## Task brief
Output the data exactly, with every line intact.

BEGIN

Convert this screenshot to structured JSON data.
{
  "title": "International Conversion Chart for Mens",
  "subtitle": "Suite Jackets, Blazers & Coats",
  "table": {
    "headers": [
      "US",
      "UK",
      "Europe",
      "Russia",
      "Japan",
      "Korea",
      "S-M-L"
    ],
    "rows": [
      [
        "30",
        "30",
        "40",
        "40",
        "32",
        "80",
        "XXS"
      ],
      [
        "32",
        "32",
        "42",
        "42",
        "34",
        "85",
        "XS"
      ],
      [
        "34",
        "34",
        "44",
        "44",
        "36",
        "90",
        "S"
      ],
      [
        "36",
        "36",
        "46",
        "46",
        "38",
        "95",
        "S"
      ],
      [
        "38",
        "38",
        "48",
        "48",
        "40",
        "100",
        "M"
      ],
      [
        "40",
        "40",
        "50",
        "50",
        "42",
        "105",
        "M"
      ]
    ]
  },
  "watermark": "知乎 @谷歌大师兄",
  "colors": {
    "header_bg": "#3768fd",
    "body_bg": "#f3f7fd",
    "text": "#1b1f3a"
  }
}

END

## Result of the task
Convert this screenshot to structured JSON data.
{
  "title": "International Conversion Chart for Mens",
  "subtitle": "Suite Jackets, Blazers & Coats",
  "table": {
    "headers": [
      "US",
      "UK",
      "Europe",
      "Russia",
      "Japan",
      "Korea",
      "S-M-L"
    ],
    "rows": [
      [
        "30",
        "30",
        "40",
        "40",
        "32",
        "80",
        "XXS"
      ],
      [
        "32",
        "32",
        "42",
        "42",
        "34",
        "85",
        "XS"
      ],
      [
        "34",
        "34",
        "44",
        "44",
        "36",
        "90",
        "S"
      ],
      [
        "36",
        "36",
        "46",
        "46",
        "38",
        "95",
        "S"
      ],
      [
        "38",
        "38",
        "48",
        "48",
        "40",
        "100",
        "M"
      ],
      [
        "40",
        "40",
        "50",
        "50",
        "42",
        "105",
        "M"
      ]
    ]
  },
  "watermark": "知乎 @谷歌大师兄",
  "colors": {
    "header_bg": "#3768fd",
    "body_bg": "#f3f7fd",
    "text": "#1b1f3a"
  }
}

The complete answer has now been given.